(Data listing)

◆ ◆ ◆ ◆ ◆

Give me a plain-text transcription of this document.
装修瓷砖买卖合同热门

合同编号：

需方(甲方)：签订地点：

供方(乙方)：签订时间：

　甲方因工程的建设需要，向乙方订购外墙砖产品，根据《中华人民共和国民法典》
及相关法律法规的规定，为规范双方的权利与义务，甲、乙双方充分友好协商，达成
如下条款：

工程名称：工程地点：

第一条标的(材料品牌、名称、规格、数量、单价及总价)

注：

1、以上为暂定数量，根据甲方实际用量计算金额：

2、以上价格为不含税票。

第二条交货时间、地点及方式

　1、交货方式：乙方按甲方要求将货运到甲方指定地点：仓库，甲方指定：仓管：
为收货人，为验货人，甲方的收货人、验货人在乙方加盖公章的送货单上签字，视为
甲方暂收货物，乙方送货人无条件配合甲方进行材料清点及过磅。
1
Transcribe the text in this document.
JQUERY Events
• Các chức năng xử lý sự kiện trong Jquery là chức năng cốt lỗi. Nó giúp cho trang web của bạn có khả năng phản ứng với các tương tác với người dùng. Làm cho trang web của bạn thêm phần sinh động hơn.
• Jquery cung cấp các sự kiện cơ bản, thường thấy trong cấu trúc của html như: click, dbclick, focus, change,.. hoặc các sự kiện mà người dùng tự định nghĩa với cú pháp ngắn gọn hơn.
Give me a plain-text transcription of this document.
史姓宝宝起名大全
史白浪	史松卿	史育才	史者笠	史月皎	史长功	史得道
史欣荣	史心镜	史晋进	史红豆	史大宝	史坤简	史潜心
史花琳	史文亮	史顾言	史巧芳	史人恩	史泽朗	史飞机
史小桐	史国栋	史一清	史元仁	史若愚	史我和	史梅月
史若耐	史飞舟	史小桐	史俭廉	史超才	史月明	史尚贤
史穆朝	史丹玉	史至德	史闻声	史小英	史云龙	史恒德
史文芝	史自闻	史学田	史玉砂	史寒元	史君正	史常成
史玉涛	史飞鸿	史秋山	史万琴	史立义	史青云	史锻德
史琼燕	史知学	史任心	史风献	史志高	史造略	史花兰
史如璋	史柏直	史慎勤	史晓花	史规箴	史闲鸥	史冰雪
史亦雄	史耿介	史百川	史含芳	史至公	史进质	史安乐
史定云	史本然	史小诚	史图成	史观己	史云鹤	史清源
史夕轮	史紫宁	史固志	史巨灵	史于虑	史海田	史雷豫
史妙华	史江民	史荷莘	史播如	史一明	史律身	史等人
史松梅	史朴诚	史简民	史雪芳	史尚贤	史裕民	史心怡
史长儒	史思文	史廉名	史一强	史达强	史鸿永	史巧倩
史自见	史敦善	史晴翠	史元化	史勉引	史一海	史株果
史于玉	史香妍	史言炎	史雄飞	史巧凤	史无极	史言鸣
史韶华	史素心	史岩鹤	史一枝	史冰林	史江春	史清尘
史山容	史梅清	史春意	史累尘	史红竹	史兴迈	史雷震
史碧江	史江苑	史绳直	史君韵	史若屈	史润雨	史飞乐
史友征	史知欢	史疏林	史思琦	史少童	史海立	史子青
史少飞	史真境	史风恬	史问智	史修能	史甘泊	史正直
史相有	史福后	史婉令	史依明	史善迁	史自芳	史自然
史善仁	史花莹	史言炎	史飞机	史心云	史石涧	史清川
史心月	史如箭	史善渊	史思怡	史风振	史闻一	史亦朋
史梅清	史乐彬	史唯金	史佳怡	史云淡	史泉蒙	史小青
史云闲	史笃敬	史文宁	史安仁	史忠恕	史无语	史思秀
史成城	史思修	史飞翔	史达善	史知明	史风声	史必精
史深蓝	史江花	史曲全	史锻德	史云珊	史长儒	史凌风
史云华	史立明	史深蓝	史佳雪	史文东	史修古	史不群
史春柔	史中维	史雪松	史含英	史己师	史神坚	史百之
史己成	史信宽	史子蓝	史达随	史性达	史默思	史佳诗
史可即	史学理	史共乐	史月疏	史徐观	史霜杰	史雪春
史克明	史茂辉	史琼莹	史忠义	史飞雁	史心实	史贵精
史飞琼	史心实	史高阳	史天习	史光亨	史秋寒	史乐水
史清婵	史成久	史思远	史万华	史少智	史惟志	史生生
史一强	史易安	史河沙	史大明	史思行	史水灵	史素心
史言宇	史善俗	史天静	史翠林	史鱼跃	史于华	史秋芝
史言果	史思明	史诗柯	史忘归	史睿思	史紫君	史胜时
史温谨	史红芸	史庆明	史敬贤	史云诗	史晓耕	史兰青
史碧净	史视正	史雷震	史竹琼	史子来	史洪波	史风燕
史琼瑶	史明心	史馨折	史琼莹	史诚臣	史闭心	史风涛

◆ ◆ ◆ ◆ ◆

## Exercise objective
Pull every line holding "người" out of the records.

## Problem solution
• Các chức năng xử lý sự kiện trong Jquery là chức năng cốt lỗi. Nó giúp cho trang web của bạn có khả năng phản ứng với các tương tác với người dùng. Làm cho trang web của bạn thêm phần sinh động hơn.
• Jquery cung cấp các sự kiện cơ bản, thường thấy trong cấu trúc của html như: click, dbclick, focus, change,.. hoặc các sự kiện mà người dùng tự định nghĩa với cú pháp ngắn gọn hơn.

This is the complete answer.